> [THE REQUEST]: Check each line of the listing, and copy it if it contains the word "this".

#### GIVEN RECORDS

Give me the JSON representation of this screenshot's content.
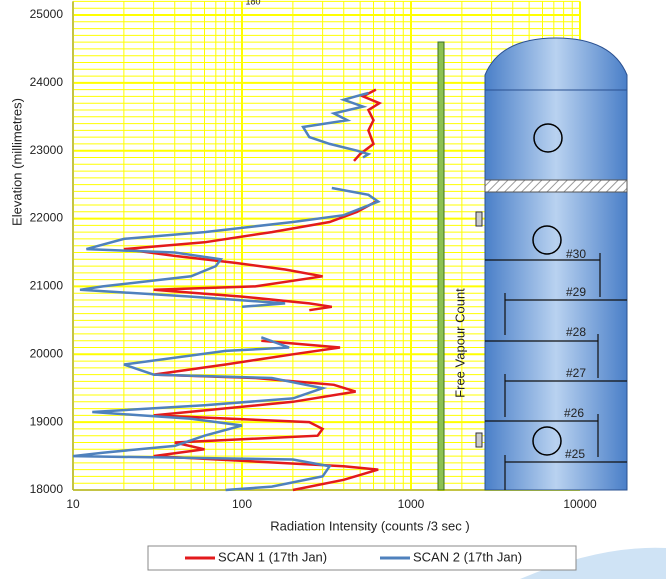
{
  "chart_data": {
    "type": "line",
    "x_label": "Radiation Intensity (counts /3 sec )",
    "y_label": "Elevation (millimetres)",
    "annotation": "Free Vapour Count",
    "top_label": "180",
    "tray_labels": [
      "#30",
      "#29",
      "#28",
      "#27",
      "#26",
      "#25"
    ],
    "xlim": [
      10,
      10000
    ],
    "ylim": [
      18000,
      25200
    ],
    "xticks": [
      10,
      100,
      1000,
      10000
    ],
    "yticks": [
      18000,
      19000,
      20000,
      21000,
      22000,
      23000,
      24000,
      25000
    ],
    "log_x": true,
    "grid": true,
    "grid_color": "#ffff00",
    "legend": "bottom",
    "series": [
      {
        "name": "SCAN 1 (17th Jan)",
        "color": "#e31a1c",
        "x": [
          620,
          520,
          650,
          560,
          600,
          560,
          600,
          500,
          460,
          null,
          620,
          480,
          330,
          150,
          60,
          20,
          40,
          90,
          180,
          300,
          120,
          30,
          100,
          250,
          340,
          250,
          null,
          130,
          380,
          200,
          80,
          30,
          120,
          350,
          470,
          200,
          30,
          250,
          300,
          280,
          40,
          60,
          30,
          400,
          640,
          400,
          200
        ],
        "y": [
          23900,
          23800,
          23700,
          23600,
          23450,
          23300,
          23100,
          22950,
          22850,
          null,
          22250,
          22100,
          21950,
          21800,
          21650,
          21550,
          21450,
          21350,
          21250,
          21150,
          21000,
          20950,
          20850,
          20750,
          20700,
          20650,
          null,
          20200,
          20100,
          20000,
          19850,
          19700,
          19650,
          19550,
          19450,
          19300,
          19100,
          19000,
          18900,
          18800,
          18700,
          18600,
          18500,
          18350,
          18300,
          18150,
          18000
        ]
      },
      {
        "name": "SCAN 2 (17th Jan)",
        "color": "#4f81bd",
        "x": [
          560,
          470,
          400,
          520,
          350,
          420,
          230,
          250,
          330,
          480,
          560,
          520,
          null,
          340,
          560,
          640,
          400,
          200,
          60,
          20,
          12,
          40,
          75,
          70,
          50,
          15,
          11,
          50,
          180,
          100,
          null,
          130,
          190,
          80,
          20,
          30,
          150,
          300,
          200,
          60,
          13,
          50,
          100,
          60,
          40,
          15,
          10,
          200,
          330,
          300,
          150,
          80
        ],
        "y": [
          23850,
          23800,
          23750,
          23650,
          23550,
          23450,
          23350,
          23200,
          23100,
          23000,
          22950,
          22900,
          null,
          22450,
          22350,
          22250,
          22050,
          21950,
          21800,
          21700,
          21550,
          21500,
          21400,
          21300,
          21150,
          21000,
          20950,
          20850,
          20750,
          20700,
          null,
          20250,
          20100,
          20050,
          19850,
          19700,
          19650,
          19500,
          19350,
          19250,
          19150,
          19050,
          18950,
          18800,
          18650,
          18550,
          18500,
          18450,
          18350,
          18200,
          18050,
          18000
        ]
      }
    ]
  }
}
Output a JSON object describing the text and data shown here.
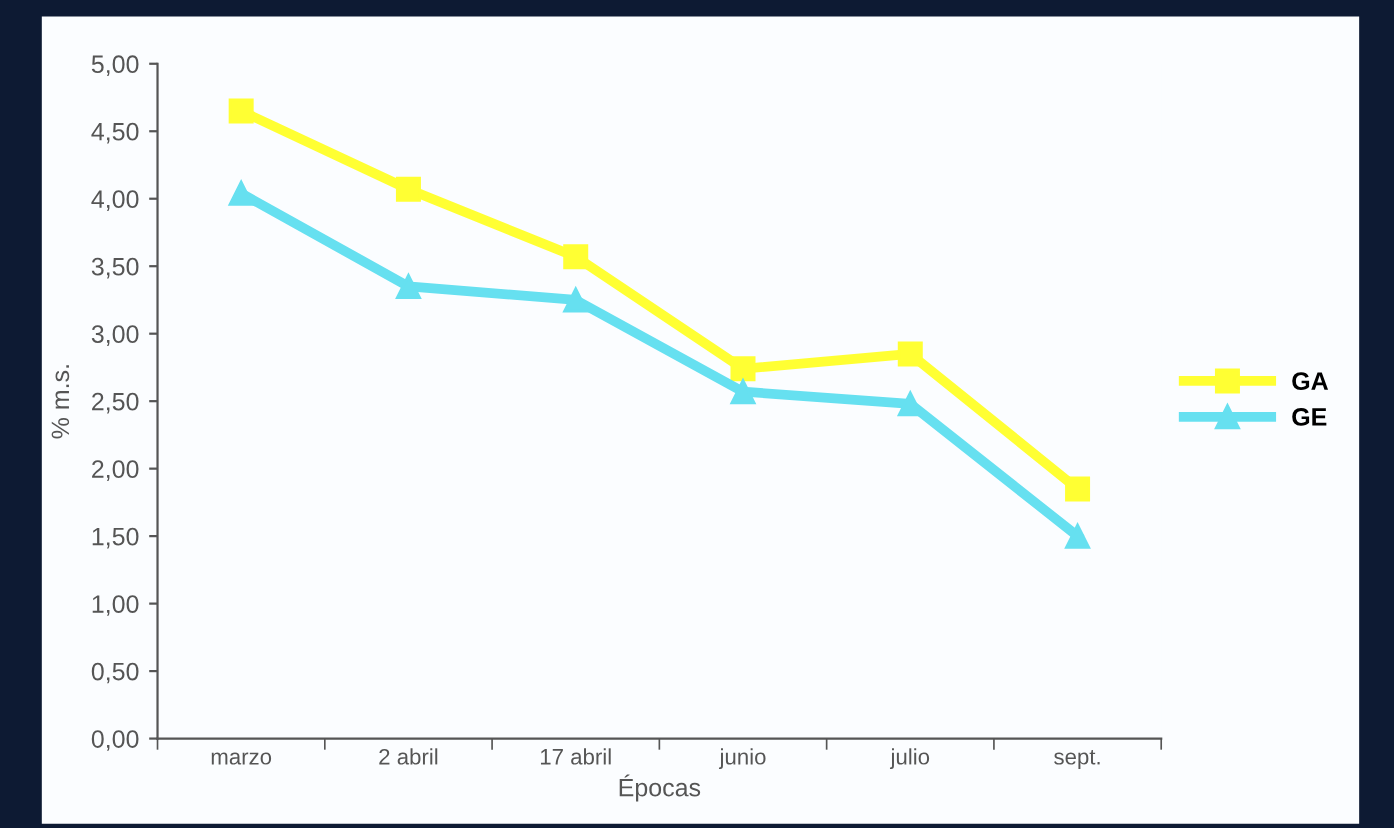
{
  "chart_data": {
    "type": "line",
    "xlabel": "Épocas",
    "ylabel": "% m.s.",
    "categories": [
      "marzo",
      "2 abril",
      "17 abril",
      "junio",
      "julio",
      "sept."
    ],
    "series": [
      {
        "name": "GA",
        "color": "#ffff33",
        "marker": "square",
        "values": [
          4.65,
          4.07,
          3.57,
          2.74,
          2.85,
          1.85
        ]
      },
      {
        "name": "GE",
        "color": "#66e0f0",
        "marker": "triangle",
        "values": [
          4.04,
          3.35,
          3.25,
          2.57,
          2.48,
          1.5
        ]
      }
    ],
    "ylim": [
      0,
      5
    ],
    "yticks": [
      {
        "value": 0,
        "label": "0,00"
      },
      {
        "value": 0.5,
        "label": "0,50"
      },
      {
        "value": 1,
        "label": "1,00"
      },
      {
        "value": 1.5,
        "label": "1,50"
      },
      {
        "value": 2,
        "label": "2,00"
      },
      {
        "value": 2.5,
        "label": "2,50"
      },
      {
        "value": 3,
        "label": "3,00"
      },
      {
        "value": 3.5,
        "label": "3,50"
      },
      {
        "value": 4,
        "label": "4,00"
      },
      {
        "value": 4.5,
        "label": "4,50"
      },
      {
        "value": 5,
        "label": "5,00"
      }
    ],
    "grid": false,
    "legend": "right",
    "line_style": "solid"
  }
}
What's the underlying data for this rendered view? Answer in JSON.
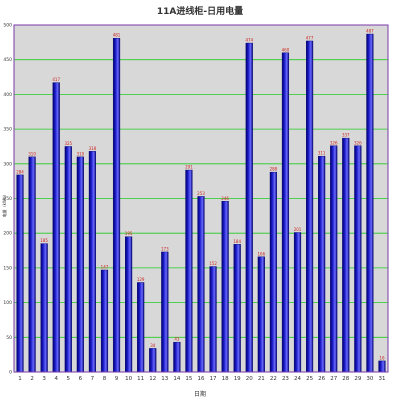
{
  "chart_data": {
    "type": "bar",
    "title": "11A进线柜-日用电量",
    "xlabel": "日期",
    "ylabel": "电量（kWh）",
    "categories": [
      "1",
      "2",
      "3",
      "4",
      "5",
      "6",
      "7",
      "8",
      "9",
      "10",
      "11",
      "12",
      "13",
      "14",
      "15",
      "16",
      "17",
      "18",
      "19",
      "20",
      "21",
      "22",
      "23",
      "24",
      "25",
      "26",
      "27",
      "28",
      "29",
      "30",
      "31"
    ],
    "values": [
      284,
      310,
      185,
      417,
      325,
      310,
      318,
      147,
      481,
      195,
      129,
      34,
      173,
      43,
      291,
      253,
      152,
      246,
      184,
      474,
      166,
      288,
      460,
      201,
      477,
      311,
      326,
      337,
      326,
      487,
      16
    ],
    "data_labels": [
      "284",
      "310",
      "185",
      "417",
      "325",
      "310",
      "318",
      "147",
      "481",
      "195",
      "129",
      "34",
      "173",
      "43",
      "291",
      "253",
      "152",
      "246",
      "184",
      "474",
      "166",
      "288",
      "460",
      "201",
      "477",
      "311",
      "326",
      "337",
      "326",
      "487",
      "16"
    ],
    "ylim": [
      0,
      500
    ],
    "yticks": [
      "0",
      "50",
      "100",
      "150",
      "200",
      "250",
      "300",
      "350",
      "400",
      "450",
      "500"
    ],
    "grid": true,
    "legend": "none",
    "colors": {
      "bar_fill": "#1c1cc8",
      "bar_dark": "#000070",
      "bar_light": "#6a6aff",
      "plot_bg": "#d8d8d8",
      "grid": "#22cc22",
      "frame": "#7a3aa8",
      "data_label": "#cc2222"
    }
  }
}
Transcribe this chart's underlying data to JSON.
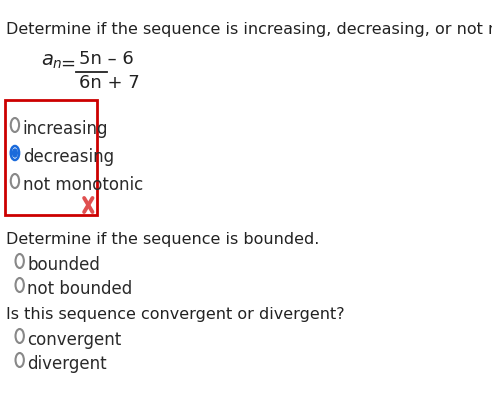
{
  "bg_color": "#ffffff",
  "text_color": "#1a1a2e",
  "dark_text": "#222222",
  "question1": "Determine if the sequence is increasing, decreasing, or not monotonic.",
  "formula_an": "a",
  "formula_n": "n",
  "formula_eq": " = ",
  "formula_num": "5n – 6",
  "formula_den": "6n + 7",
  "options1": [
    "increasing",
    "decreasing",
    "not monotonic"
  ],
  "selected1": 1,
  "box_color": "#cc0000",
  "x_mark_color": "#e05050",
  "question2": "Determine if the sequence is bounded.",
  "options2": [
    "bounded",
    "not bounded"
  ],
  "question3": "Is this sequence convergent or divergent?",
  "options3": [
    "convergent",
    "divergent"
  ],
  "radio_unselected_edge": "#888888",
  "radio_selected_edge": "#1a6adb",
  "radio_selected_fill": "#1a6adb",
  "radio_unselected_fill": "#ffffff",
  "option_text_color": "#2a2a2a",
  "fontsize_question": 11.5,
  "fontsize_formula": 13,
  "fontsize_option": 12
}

########

> [RESULT]:
Give me the JSON representation of this screenshot's content.
What's the underlying data for this rendered view? Answer in JSON.
Transcribe this chart's underlying data to JSON.
  "question3": "Is this sequence convergent or divergent?",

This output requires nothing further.